▸ **THE INPUT**
"""
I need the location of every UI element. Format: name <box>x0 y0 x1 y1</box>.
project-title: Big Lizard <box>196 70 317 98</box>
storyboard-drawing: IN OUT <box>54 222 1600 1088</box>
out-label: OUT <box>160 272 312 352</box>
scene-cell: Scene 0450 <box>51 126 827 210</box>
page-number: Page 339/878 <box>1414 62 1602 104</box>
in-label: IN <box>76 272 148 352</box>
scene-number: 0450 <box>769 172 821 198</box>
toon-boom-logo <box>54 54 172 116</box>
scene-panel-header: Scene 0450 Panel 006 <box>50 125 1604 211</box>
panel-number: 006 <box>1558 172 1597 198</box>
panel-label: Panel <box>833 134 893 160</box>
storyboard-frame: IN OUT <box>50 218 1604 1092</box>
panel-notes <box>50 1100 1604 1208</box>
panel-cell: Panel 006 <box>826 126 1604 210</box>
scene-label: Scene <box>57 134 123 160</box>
"""
▸ **AIM**
Copy every line above word for word, with no changes.

▸ **SOLUTION**
I need the location of every UI element. Format: name <box>x0 y0 x1 y1</box>.
project-title: Big Lizard <box>196 70 317 98</box>
storyboard-drawing: IN OUT <box>54 222 1600 1088</box>
out-label: OUT <box>160 272 312 352</box>
scene-cell: Scene 0450 <box>51 126 827 210</box>
page-number: Page 339/878 <box>1414 62 1602 104</box>
in-label: IN <box>76 272 148 352</box>
scene-number: 0450 <box>769 172 821 198</box>
toon-boom-logo <box>54 54 172 116</box>
scene-panel-header: Scene 0450 Panel 006 <box>50 125 1604 211</box>
panel-number: 006 <box>1558 172 1597 198</box>
panel-label: Panel <box>833 134 893 160</box>
storyboard-frame: IN OUT <box>50 218 1604 1092</box>
panel-notes <box>50 1100 1604 1208</box>
panel-cell: Panel 006 <box>826 126 1604 210</box>
scene-label: Scene <box>57 134 123 160</box>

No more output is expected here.